Task statement ->
Listed below are entries; give the number of lines among them that include "name", and only that number.

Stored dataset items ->
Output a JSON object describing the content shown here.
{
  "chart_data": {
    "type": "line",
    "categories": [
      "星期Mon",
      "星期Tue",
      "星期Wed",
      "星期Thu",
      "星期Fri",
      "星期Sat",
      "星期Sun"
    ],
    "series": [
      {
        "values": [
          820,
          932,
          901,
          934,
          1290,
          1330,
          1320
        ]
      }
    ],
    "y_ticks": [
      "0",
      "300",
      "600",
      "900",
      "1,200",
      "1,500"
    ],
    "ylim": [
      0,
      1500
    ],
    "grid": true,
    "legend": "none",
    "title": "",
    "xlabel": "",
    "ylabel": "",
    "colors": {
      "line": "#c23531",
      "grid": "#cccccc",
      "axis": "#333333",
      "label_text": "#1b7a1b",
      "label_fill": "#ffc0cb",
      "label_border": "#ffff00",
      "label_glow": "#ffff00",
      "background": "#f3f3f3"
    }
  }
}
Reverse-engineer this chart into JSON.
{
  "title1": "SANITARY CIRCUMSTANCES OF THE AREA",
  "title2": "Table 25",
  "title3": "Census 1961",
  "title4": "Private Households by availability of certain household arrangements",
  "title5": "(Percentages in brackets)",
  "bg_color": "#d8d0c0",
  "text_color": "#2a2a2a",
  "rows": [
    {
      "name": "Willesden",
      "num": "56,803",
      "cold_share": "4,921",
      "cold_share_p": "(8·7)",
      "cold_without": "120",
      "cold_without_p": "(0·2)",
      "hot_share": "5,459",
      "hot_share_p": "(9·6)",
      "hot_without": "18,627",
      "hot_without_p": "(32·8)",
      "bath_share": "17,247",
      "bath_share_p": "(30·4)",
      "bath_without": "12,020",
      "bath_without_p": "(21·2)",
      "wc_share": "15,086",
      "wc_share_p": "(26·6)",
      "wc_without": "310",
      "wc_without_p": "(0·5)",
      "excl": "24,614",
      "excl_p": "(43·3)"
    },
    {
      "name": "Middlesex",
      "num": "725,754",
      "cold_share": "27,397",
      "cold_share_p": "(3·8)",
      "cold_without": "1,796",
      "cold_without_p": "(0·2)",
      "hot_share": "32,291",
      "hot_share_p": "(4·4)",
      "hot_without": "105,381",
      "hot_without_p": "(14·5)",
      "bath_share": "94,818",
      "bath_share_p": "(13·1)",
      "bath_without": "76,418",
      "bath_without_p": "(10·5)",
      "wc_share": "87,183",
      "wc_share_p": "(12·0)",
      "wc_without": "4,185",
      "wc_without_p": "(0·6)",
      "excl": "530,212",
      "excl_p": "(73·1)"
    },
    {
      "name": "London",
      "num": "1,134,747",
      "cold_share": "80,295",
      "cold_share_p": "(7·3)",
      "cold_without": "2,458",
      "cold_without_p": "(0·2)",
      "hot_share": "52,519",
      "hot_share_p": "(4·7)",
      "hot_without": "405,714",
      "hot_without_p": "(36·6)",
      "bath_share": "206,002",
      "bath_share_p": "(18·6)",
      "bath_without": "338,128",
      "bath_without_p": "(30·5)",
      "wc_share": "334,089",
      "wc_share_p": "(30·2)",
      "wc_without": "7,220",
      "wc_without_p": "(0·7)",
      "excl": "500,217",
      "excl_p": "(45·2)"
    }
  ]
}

Task output ->
3